Search the records for the word "screenshot" and pick out every line that has it.

DATA PROVIDED -

● ● ●

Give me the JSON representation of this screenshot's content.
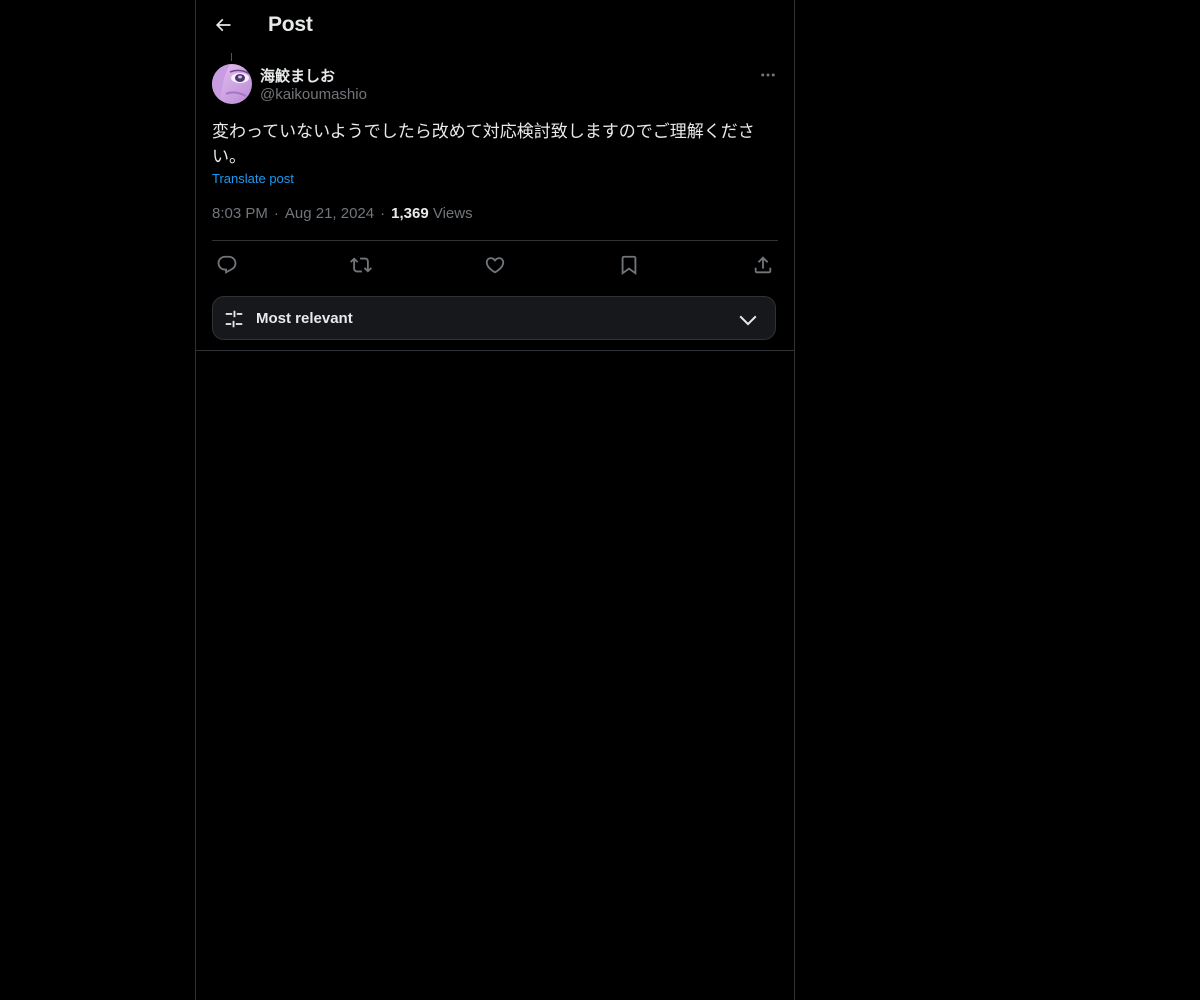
{
  "header": {
    "title": "Post",
    "back_icon": "arrow-left-icon"
  },
  "author": {
    "display_name": "海鮫ましお",
    "handle": "@kaikoumashio"
  },
  "post": {
    "text": "変わっていないようでしたら改めて対応検討致しますのでご理解ください。",
    "translate_label": "Translate post",
    "time": "8:03 PM",
    "separator": "·",
    "date": "Aug 21, 2024",
    "views_count": "1,369",
    "views_label": "Views"
  },
  "actions": {
    "reply_icon": "reply-icon",
    "repost_icon": "repost-icon",
    "like_icon": "heart-icon",
    "bookmark_icon": "bookmark-icon",
    "share_icon": "share-icon"
  },
  "replies_sort": {
    "label": "Most relevant",
    "icon": "sliders-icon",
    "chevron": "chevron-down-icon"
  },
  "colors": {
    "background": "#000000",
    "text_primary": "#e7e9ea",
    "text_secondary": "#71767b",
    "link": "#1d9bf0",
    "border": "#2f3336"
  }
}
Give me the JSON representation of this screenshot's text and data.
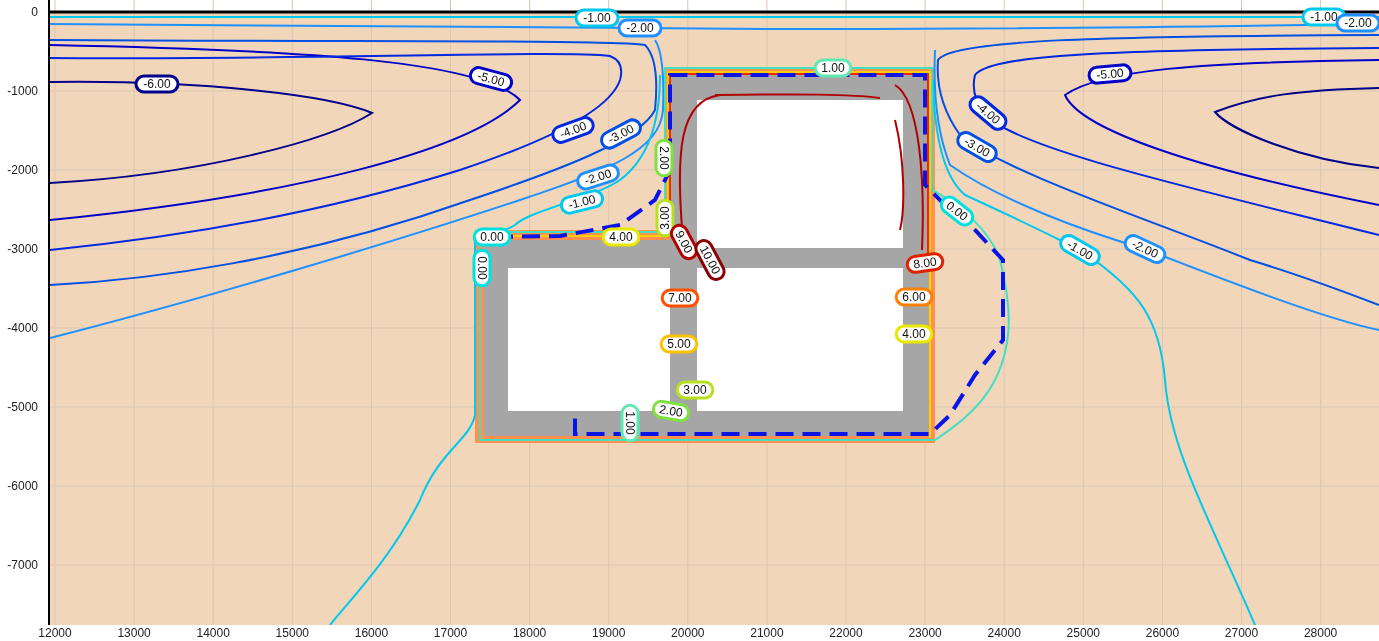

● ● ●

CORRECT RESPONSE -
Give me the JSON representation of this screenshot's content.
Give me the JSON representation of this screenshot's text and data.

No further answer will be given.